List each line of the data in which the string "Ocean" appears.

(Extracted records)
******

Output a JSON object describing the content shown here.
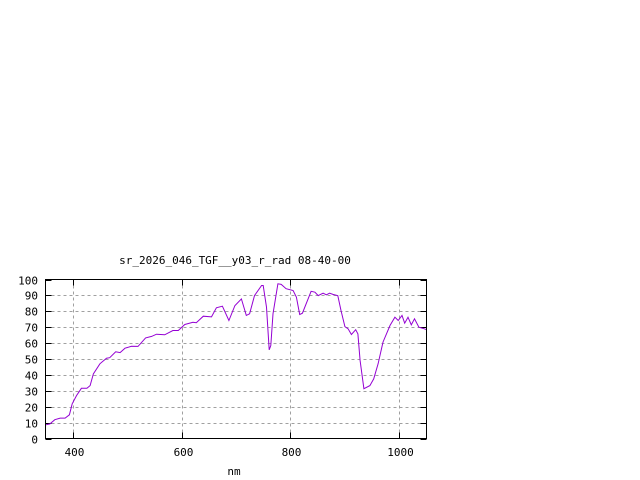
{
  "chart_data": {
    "type": "line",
    "title": "sr_2026_046_TGF__y03_r_rad 08-40-00",
    "xlabel": "nm",
    "ylabel": "",
    "xlim": [
      350,
      1050
    ],
    "ylim": [
      0,
      100
    ],
    "xticks": [
      400,
      600,
      800,
      1000
    ],
    "yticks": [
      0,
      10,
      20,
      30,
      40,
      50,
      60,
      70,
      80,
      90,
      100
    ],
    "grid": true,
    "line_color": "#9400d3",
    "series": [
      {
        "x": [
          351,
          358,
          367,
          377,
          386,
          394,
          399,
          407,
          416,
          426,
          432,
          438,
          450,
          462,
          468,
          479,
          487,
          496,
          508,
          520,
          534,
          545,
          554,
          569,
          584,
          594,
          606,
          621,
          627,
          640,
          655,
          664,
          675,
          687,
          698,
          710,
          719,
          725,
          734,
          747,
          750,
          756,
          761,
          764,
          768,
          777,
          783,
          792,
          805,
          811,
          817,
          822,
          838,
          845,
          851,
          860,
          866,
          872,
          878,
          887,
          893,
          900,
          906,
          912,
          920,
          924,
          928,
          935,
          946,
          953,
          961,
          970,
          983,
          992,
          998,
          1005,
          1010,
          1016,
          1022,
          1028,
          1036,
          1046,
          1050
        ],
        "y": [
          8.6,
          9.2,
          11.8,
          12.8,
          12.8,
          14.9,
          21.8,
          27,
          31.6,
          31.6,
          33.3,
          40.7,
          47,
          50.5,
          50.8,
          54.5,
          54,
          56.8,
          58,
          57.9,
          63.3,
          64.2,
          65.6,
          65.2,
          67.9,
          67.9,
          71.7,
          73.1,
          72.8,
          76.9,
          76.5,
          82.2,
          83.2,
          74.2,
          83.6,
          87.8,
          77.4,
          78.4,
          89.9,
          96.2,
          96.2,
          82.6,
          55.8,
          58.5,
          78.4,
          97.3,
          96.9,
          94.2,
          93.1,
          88.9,
          78,
          78.8,
          92.6,
          92,
          89.9,
          91.4,
          90.4,
          91.4,
          90.6,
          89.9,
          80.5,
          70.4,
          69,
          65.4,
          68.4,
          65.8,
          49,
          31.3,
          33.3,
          37.5,
          47,
          60.6,
          71.1,
          76.3,
          74.2,
          77.4,
          72.5,
          76.3,
          71.5,
          75.3,
          70,
          69,
          68.4
        ]
      }
    ]
  }
}
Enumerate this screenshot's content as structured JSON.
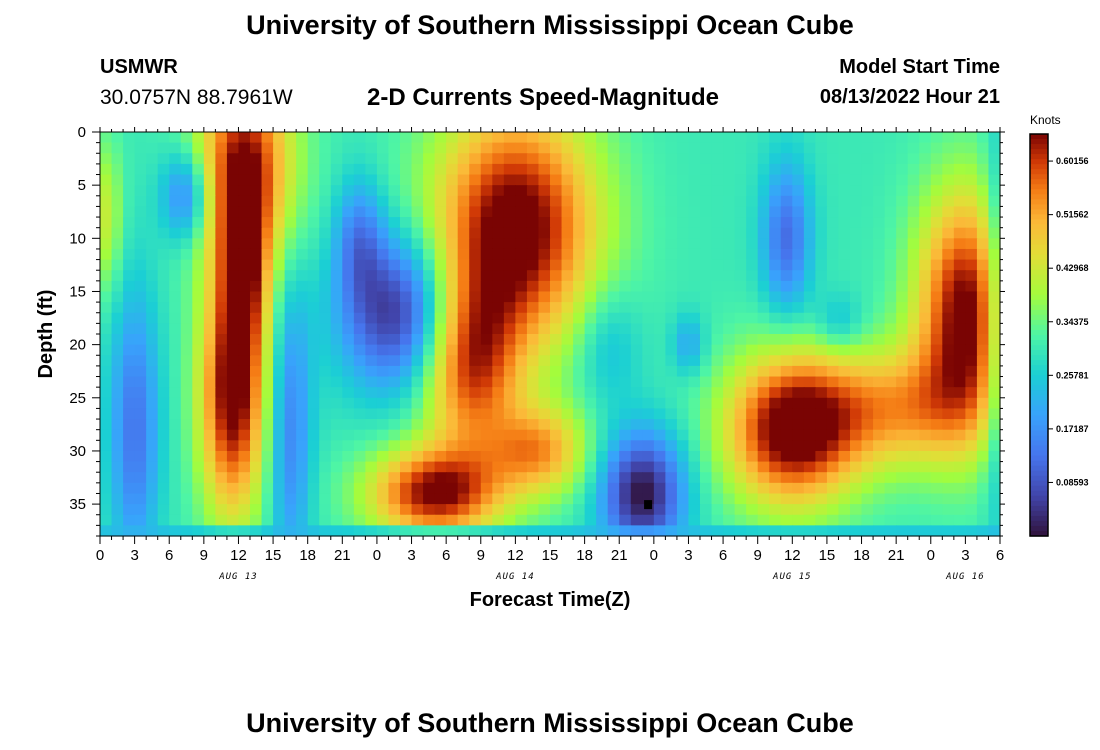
{
  "header": {
    "title": "University of Southern Mississippi Ocean Cube",
    "station": "USMWR",
    "coordinates": "30.0757N  88.7961W",
    "subtitle": "2-D Currents Speed-Magnitude",
    "model_start_label": "Model Start Time",
    "model_start_value": "08/13/2022 Hour 21"
  },
  "footer": {
    "title": "University of Southern Mississippi Ocean Cube"
  },
  "colors": {
    "low": "#30123b",
    "mid": "#4ef5a5",
    "high": "#7a0403",
    "marker": "#000000"
  },
  "chart_data": {
    "type": "heatmap",
    "title": "2-D Currents Speed-Magnitude",
    "xlabel": "Forecast Time(Z)",
    "ylabel": "Depth (ft)",
    "colorbar_label": "Knots",
    "x_unit": "hours from Aug 13 00Z",
    "xlim": [
      0,
      78
    ],
    "ylim": [
      38,
      0
    ],
    "x_tick_values": [
      0,
      3,
      6,
      9,
      12,
      15,
      18,
      21,
      24,
      27,
      30,
      33,
      36,
      39,
      42,
      45,
      48,
      51,
      54,
      57,
      60,
      63,
      66,
      69,
      72,
      75,
      78
    ],
    "x_tick_labels": [
      "0",
      "3",
      "6",
      "9",
      "12",
      "15",
      "18",
      "21",
      "0",
      "3",
      "6",
      "9",
      "12",
      "15",
      "18",
      "21",
      "0",
      "3",
      "6",
      "9",
      "12",
      "15",
      "18",
      "21",
      "0",
      "3",
      "6"
    ],
    "date_labels": [
      {
        "x": 12,
        "label": "AUG 13"
      },
      {
        "x": 36,
        "label": "AUG 14"
      },
      {
        "x": 60,
        "label": "AUG 15"
      },
      {
        "x": 75,
        "label": "AUG 16"
      }
    ],
    "y_tick_values": [
      0,
      5,
      10,
      15,
      20,
      25,
      30,
      35
    ],
    "y_tick_labels": [
      "0",
      "5",
      "10",
      "15",
      "20",
      "25",
      "30",
      "35"
    ],
    "colorbar": {
      "min": 0,
      "max": 0.645,
      "tick_values": [
        0.08593,
        0.17187,
        0.25781,
        0.34375,
        0.42968,
        0.51562,
        0.60156
      ],
      "tick_labels": [
        "0.08593",
        "0.17187",
        "0.25781",
        "0.34375",
        "0.42968",
        "0.51562",
        "0.60156"
      ]
    },
    "marker": {
      "x": 47.5,
      "y": 35
    },
    "value_range": [
      0.0,
      0.645
    ],
    "features": [
      {
        "x": 12.5,
        "y": 3,
        "sx": 3,
        "sy": 7,
        "amp": 0.32
      },
      {
        "x": 11.5,
        "y": 25,
        "sx": 2.0,
        "sy": 8,
        "amp": 0.36
      },
      {
        "x": 12.5,
        "y": 13,
        "sx": 1.5,
        "sy": 6,
        "amp": 0.22
      },
      {
        "x": 7.5,
        "y": 6,
        "sx": 1.5,
        "sy": 3,
        "amp": -0.18
      },
      {
        "x": 3,
        "y": 28,
        "sx": 1.5,
        "sy": 9,
        "amp": -0.17
      },
      {
        "x": 0.5,
        "y": 8,
        "sx": 1.0,
        "sy": 5,
        "amp": 0.12
      },
      {
        "x": 16.5,
        "y": 28,
        "sx": 1.3,
        "sy": 10,
        "amp": -0.15
      },
      {
        "x": 26,
        "y": 17,
        "sx": 3.5,
        "sy": 5,
        "amp": -0.28
      },
      {
        "x": 22.5,
        "y": 10,
        "sx": 1.5,
        "sy": 4,
        "amp": -0.14
      },
      {
        "x": 36,
        "y": 9,
        "sx": 5,
        "sy": 8,
        "amp": 0.38
      },
      {
        "x": 32,
        "y": 22,
        "sx": 3,
        "sy": 6,
        "amp": 0.28
      },
      {
        "x": 29,
        "y": 34,
        "sx": 4,
        "sy": 3,
        "amp": 0.34
      },
      {
        "x": 38,
        "y": 30,
        "sx": 3,
        "sy": 3,
        "amp": 0.22
      },
      {
        "x": 47,
        "y": 34,
        "sx": 2.5,
        "sy": 4,
        "amp": -0.3
      },
      {
        "x": 44,
        "y": 20,
        "sx": 2,
        "sy": 4,
        "amp": -0.08
      },
      {
        "x": 51,
        "y": 20,
        "sx": 1,
        "sy": 2,
        "amp": -0.1
      },
      {
        "x": 60,
        "y": 28,
        "sx": 4,
        "sy": 5,
        "amp": 0.38
      },
      {
        "x": 69,
        "y": 26,
        "sx": 5,
        "sy": 4,
        "amp": 0.2
      },
      {
        "x": 75,
        "y": 17,
        "sx": 3,
        "sy": 8,
        "amp": 0.36
      },
      {
        "x": 59.5,
        "y": 10,
        "sx": 1.5,
        "sy": 5,
        "amp": -0.18
      },
      {
        "x": 64,
        "y": 18,
        "sx": 1.5,
        "sy": 2,
        "amp": -0.08
      },
      {
        "x": 78,
        "y": 18,
        "sx": 1,
        "sy": 12,
        "amp": -0.15
      }
    ]
  }
}
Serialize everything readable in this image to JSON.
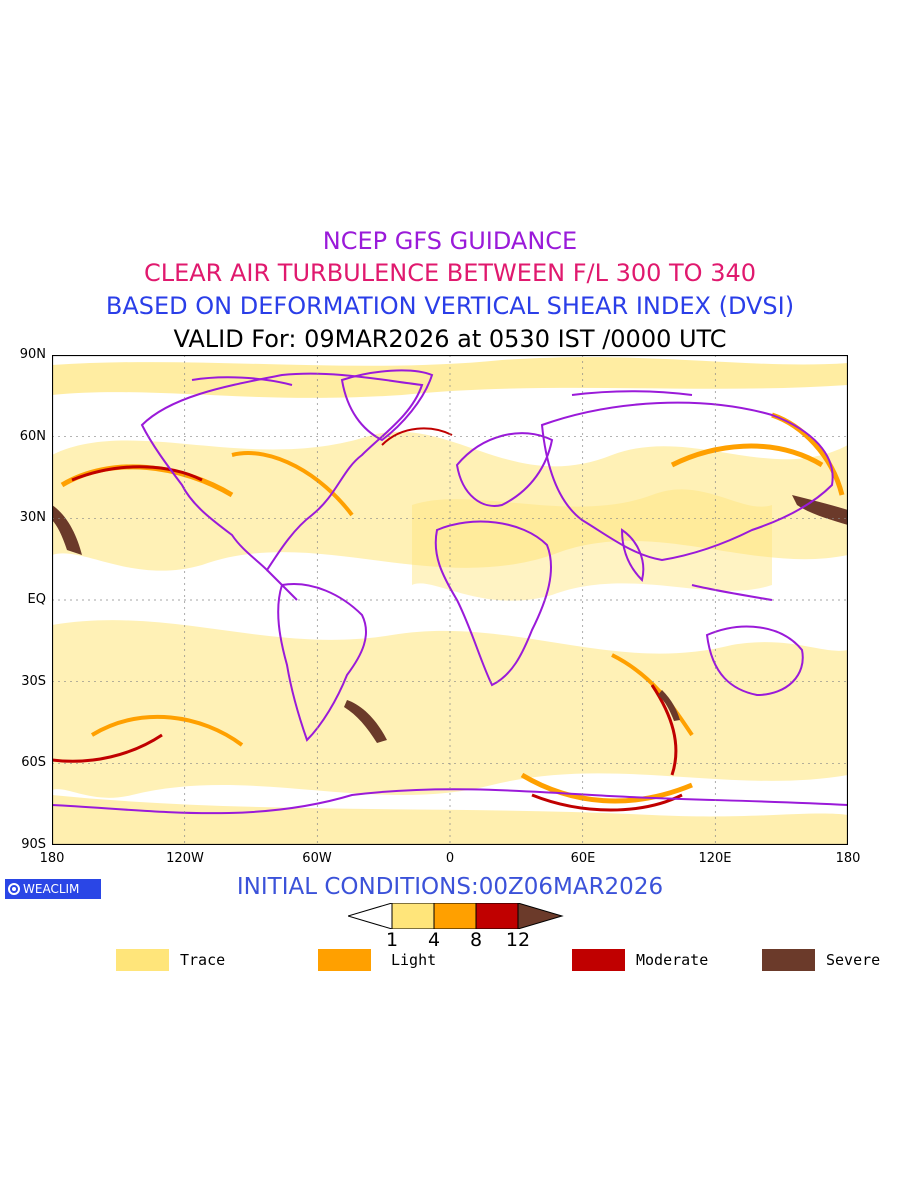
{
  "titles": {
    "line1": "NCEP GFS GUIDANCE",
    "line2": "CLEAR AIR TURBULENCE BETWEEN F/L 300 TO 340",
    "line3": "BASED ON DEFORMATION VERTICAL SHEAR INDEX (DVSI)",
    "line4": "VALID For: 09MAR2026 at 0530 IST /0000 UTC"
  },
  "map": {
    "lat_labels": [
      "90N",
      "60N",
      "30N",
      "EQ",
      "30S",
      "60S",
      "90S"
    ],
    "lon_labels": [
      "180",
      "120W",
      "60W",
      "0",
      "60E",
      "120E",
      "180"
    ],
    "colors": {
      "trace": "#ffe57a",
      "light": "#ffa000",
      "moderate": "#c00000",
      "severe": "#6b3a2a",
      "coast": "#9a1ad9",
      "background": "#ffffff"
    }
  },
  "footer": {
    "brand": "WEACLIM",
    "brand_icon": "weaclim-logo-icon",
    "initial_conditions": "INITIAL CONDITIONS:00Z06MAR2026"
  },
  "colorbar": {
    "ticks": [
      "1",
      "4",
      "8",
      "12"
    ]
  },
  "legend": [
    {
      "label": "Trace",
      "color": "#ffe57a"
    },
    {
      "label": "Light",
      "color": "#ffa000"
    },
    {
      "label": "Moderate",
      "color": "#c00000"
    },
    {
      "label": "Severe",
      "color": "#6b3a2a"
    }
  ]
}
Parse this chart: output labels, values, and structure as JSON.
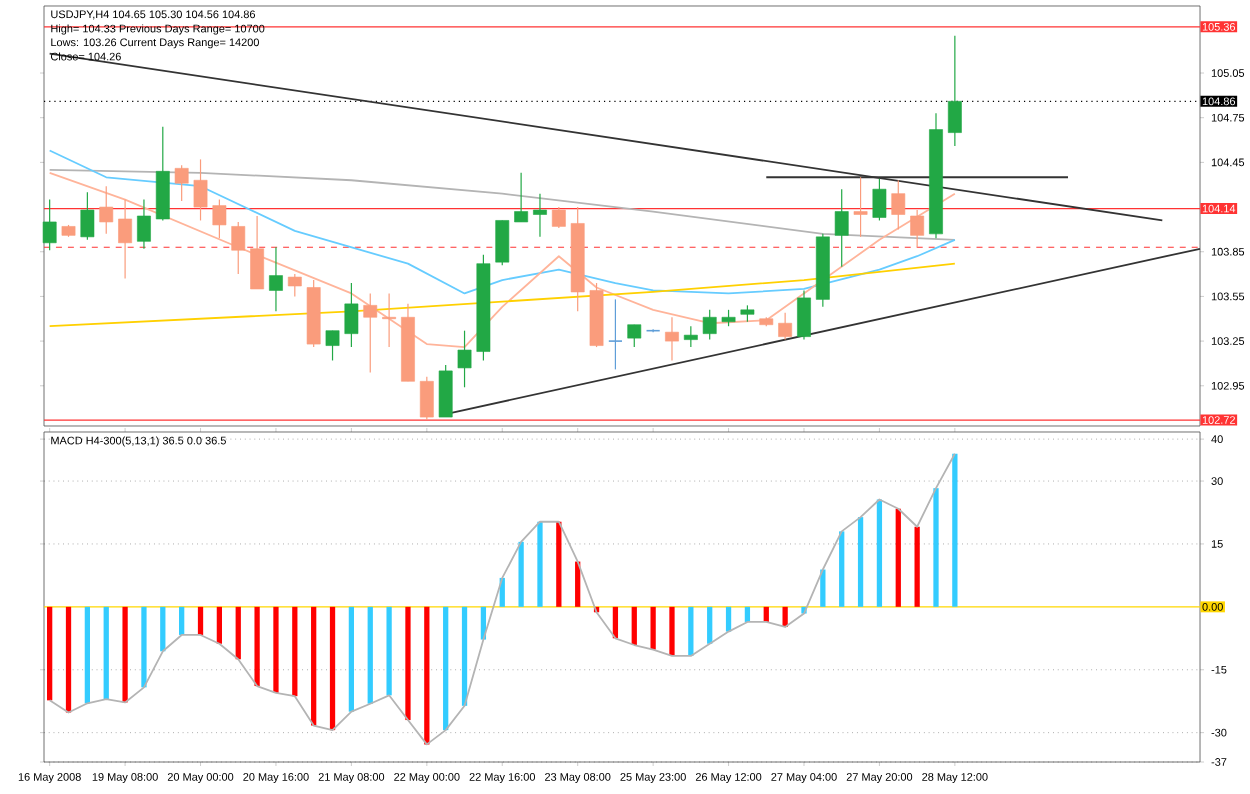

******

◆ Exercise answer:
    "title": "University of Southern Mississippi Ocean Cube",
    "title": "University of Southern Mississippi Ocean Cube"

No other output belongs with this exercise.